Task to carry out
Leaving out all images, write out the records that follow exactly.
>> BEGIN Working data
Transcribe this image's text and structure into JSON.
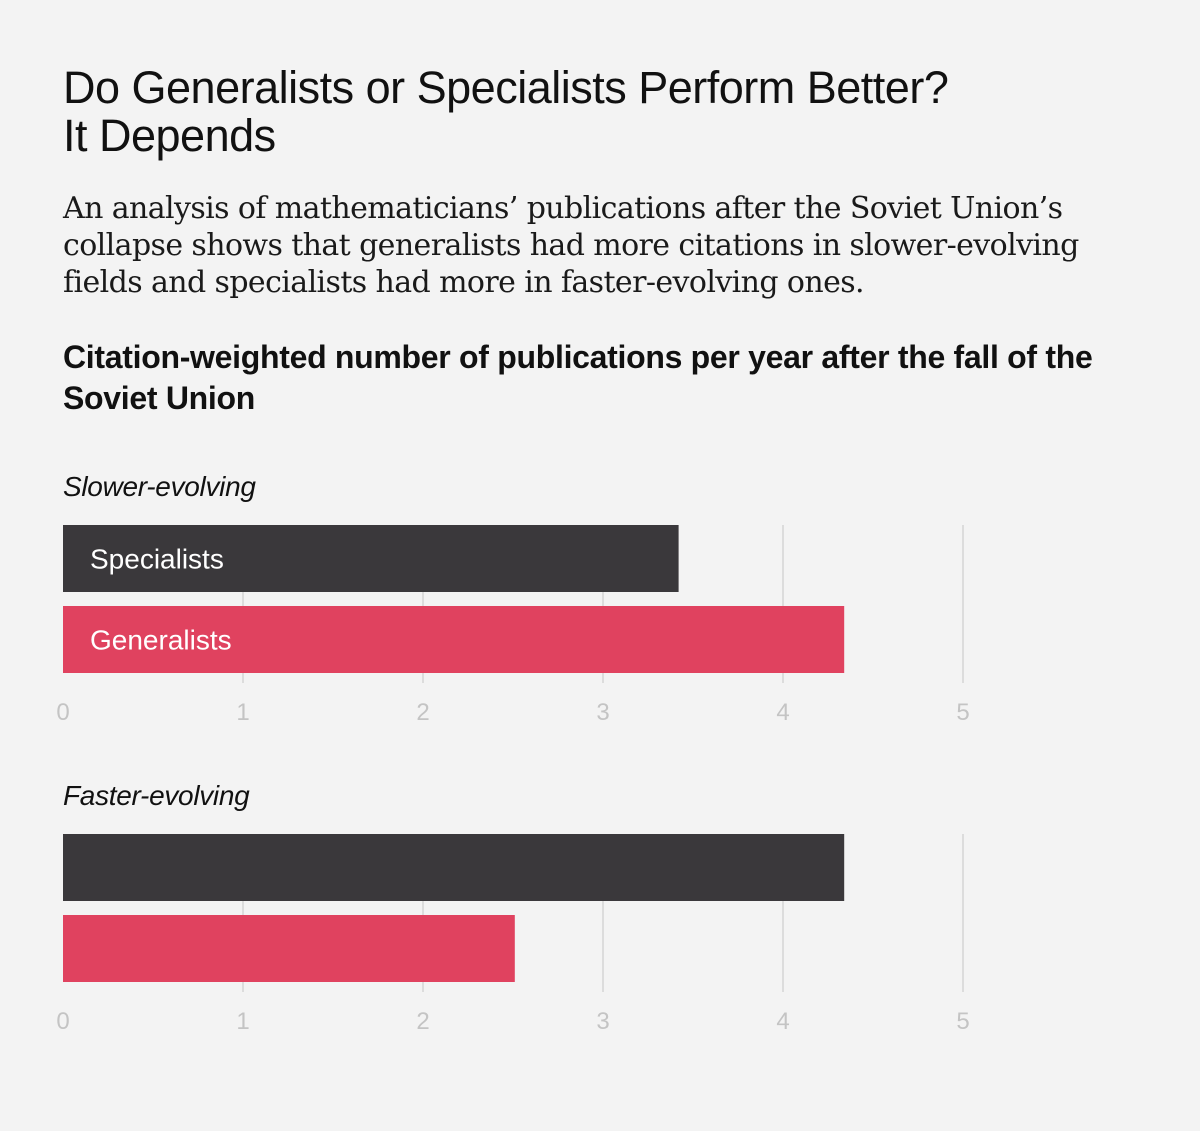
{
  "header": {
    "title_line1": "Do Generalists or Specialists Perform Better?",
    "title_line2": "It Depends",
    "subtitle": "An analysis of mathematicians’ publications after the Soviet Union’s collapse shows that generalists had more citations in slower-evolving fields and specialists had more in faster-evolving ones.",
    "chart_title": "Citation-weighted number of publications per year after the fall of the Soviet Union"
  },
  "colors": {
    "background": "#f3f3f3",
    "specialists": "#3a383b",
    "generalists": "#e0425f",
    "grid": "#d4d4d4",
    "tick": "#c4c4c4",
    "bar_label": "#ffffff"
  },
  "chart_data": [
    {
      "type": "bar",
      "orientation": "horizontal",
      "panel_label": "Slower-evolving",
      "categories": [
        "Specialists",
        "Generalists"
      ],
      "show_category_labels": true,
      "values": [
        3.42,
        4.34
      ],
      "xlim": [
        0,
        5
      ],
      "xticks": [
        "0",
        "1",
        "2",
        "3",
        "4",
        "5"
      ],
      "grid": true
    },
    {
      "type": "bar",
      "orientation": "horizontal",
      "panel_label": "Faster-evolving",
      "categories": [
        "Specialists",
        "Generalists"
      ],
      "show_category_labels": false,
      "values": [
        4.34,
        2.51
      ],
      "xlim": [
        0,
        5
      ],
      "xticks": [
        "0",
        "1",
        "2",
        "3",
        "4",
        "5"
      ],
      "grid": true
    }
  ]
}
>> END Working data
Response to the task
Transcribe this image's text and structure into JSON.
{
  "header": {
    "title_line1": "Do Generalists or Specialists Perform Better?",
    "title_line2": "It Depends",
    "subtitle": "An analysis of mathematicians’ publications after the Soviet Union’s collapse shows that generalists had more citations in slower-evolving fields and specialists had more in faster-evolving ones.",
    "chart_title": "Citation-weighted number of publications per year after the fall of the Soviet Union"
  },
  "colors": {
    "background": "#f3f3f3",
    "specialists": "#3a383b",
    "generalists": "#e0425f",
    "grid": "#d4d4d4",
    "tick": "#c4c4c4",
    "bar_label": "#ffffff"
  },
  "chart_data": [
    {
      "type": "bar",
      "orientation": "horizontal",
      "panel_label": "Slower-evolving",
      "categories": [
        "Specialists",
        "Generalists"
      ],
      "show_category_labels": true,
      "values": [
        3.42,
        4.34
      ],
      "xlim": [
        0,
        5
      ],
      "xticks": [
        "0",
        "1",
        "2",
        "3",
        "4",
        "5"
      ],
      "grid": true
    },
    {
      "type": "bar",
      "orientation": "horizontal",
      "panel_label": "Faster-evolving",
      "categories": [
        "Specialists",
        "Generalists"
      ],
      "show_category_labels": false,
      "values": [
        4.34,
        2.51
      ],
      "xlim": [
        0,
        5
      ],
      "xticks": [
        "0",
        "1",
        "2",
        "3",
        "4",
        "5"
      ],
      "grid": true
    }
  ]
}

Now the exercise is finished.